- _WHAT IS ASKED_: Leave out the pictures, then reproduce the rest of the material exactly.

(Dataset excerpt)
____________________

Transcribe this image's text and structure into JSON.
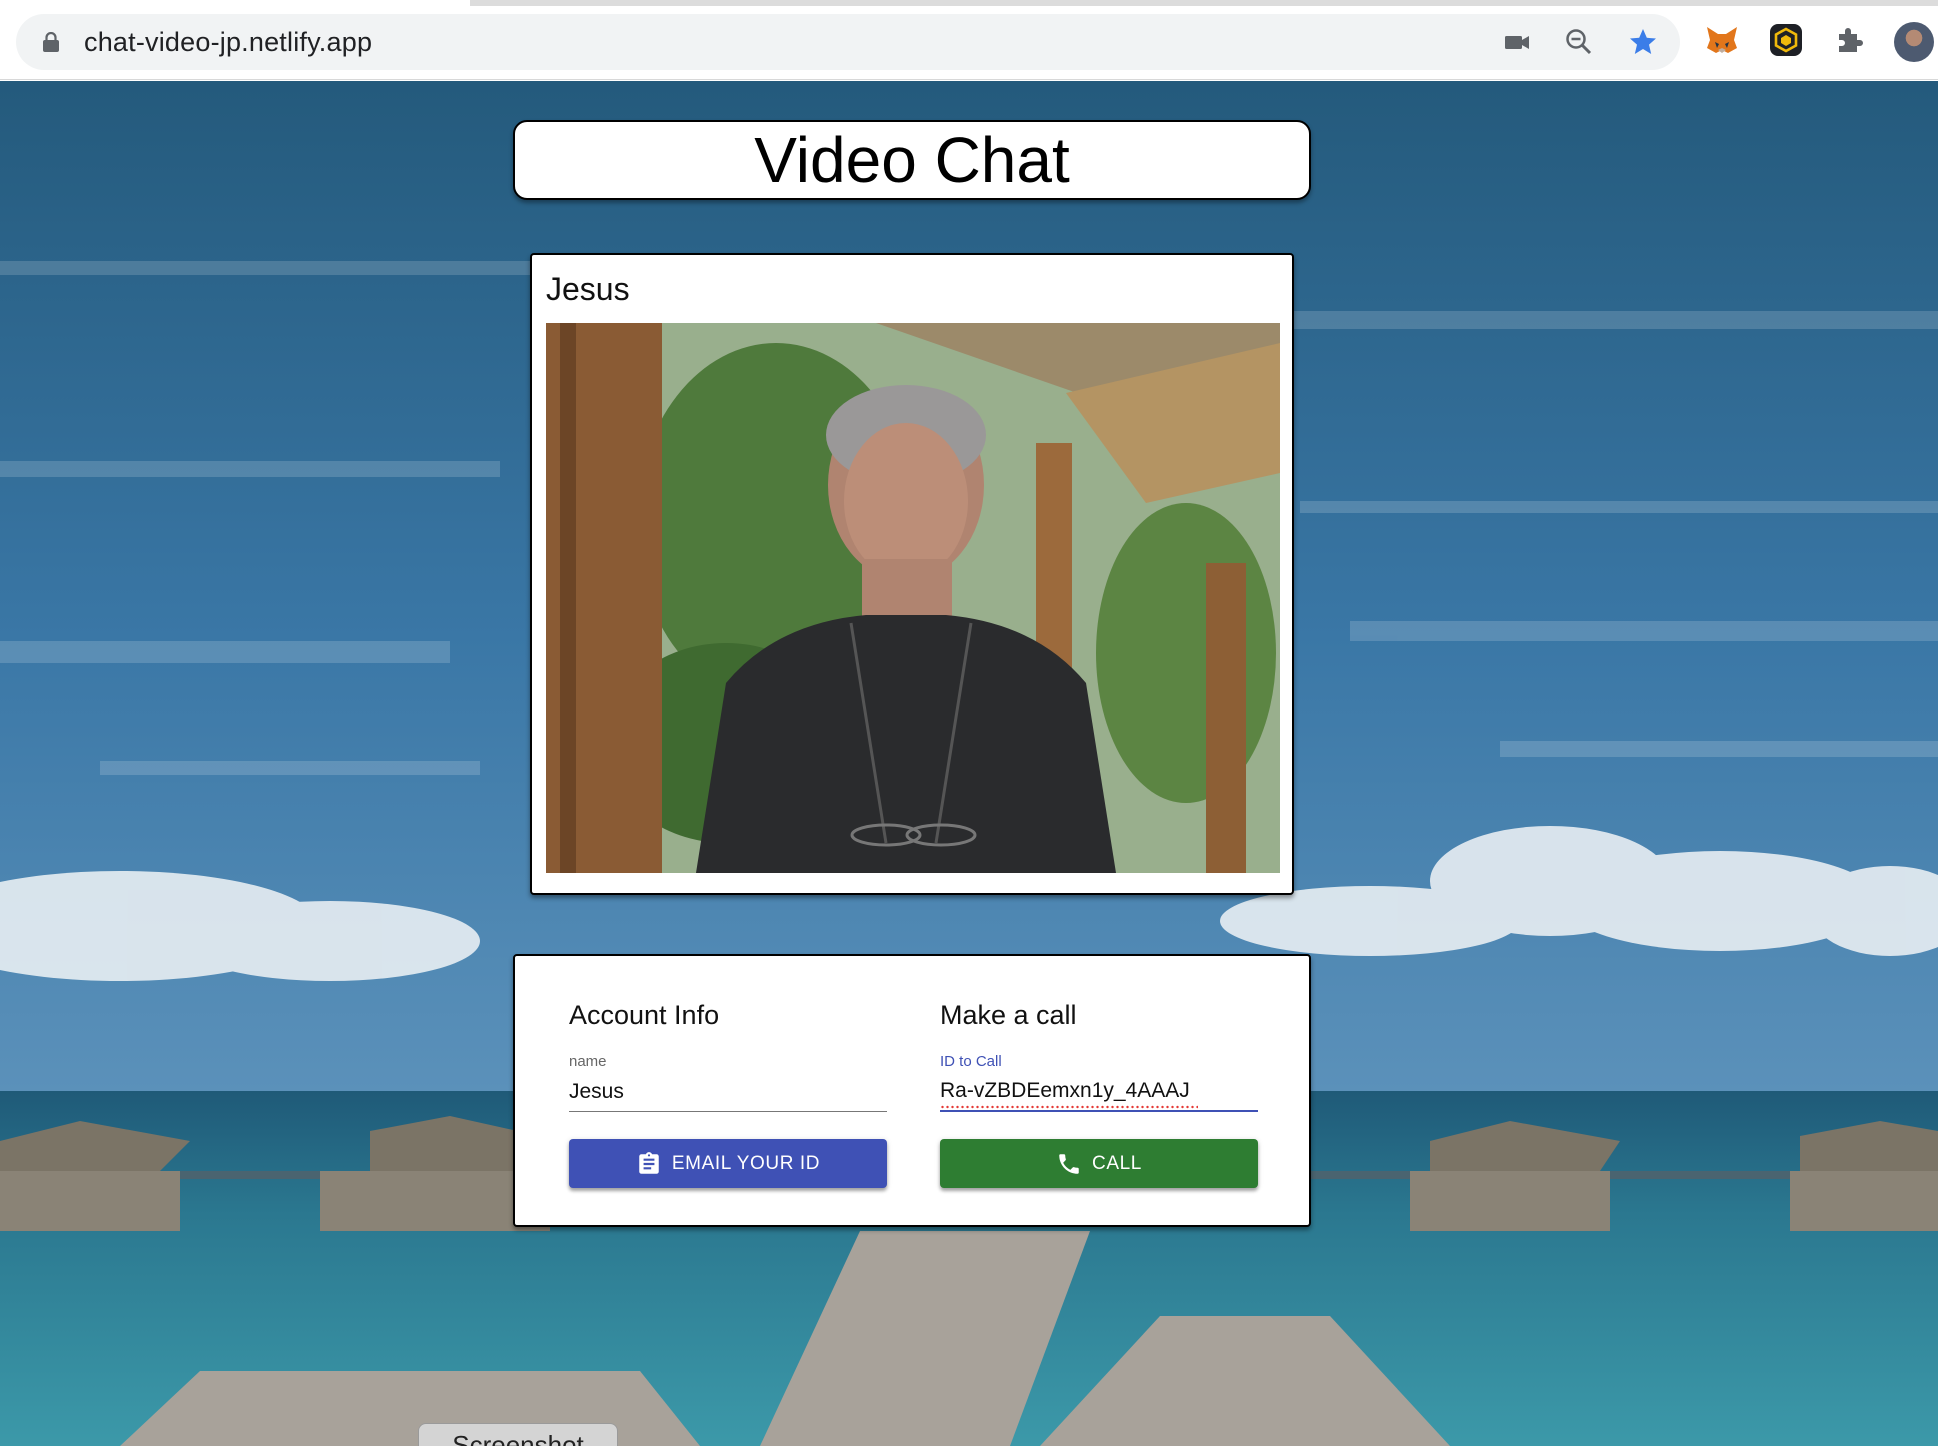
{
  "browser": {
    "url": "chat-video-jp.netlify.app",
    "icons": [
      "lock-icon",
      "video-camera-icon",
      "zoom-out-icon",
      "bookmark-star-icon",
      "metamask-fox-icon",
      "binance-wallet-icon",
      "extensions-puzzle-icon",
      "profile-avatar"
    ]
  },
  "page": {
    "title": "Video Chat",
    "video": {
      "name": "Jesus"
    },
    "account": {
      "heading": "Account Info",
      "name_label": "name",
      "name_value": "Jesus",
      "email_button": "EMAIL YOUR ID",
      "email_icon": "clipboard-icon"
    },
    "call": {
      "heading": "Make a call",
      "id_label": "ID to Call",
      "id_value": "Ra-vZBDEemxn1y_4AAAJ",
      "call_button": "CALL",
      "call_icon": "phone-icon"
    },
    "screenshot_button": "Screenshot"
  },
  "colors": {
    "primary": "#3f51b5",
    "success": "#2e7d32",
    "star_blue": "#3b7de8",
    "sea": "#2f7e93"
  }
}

____________________

- _FULL SOLUTION_:
Transcribe this image's text and structure into JSON.
{
  "browser": {
    "url": "chat-video-jp.netlify.app",
    "icons": [
      "lock-icon",
      "video-camera-icon",
      "zoom-out-icon",
      "bookmark-star-icon",
      "metamask-fox-icon",
      "binance-wallet-icon",
      "extensions-puzzle-icon",
      "profile-avatar"
    ]
  },
  "page": {
    "title": "Video Chat",
    "video": {
      "name": "Jesus"
    },
    "account": {
      "heading": "Account Info",
      "name_label": "name",
      "name_value": "Jesus",
      "email_button": "EMAIL YOUR ID",
      "email_icon": "clipboard-icon"
    },
    "call": {
      "heading": "Make a call",
      "id_label": "ID to Call",
      "id_value": "Ra-vZBDEemxn1y_4AAAJ",
      "call_button": "CALL",
      "call_icon": "phone-icon"
    },
    "screenshot_button": "Screenshot"
  },
  "colors": {
    "primary": "#3f51b5",
    "success": "#2e7d32",
    "star_blue": "#3b7de8",
    "sea": "#2f7e93"
  }
}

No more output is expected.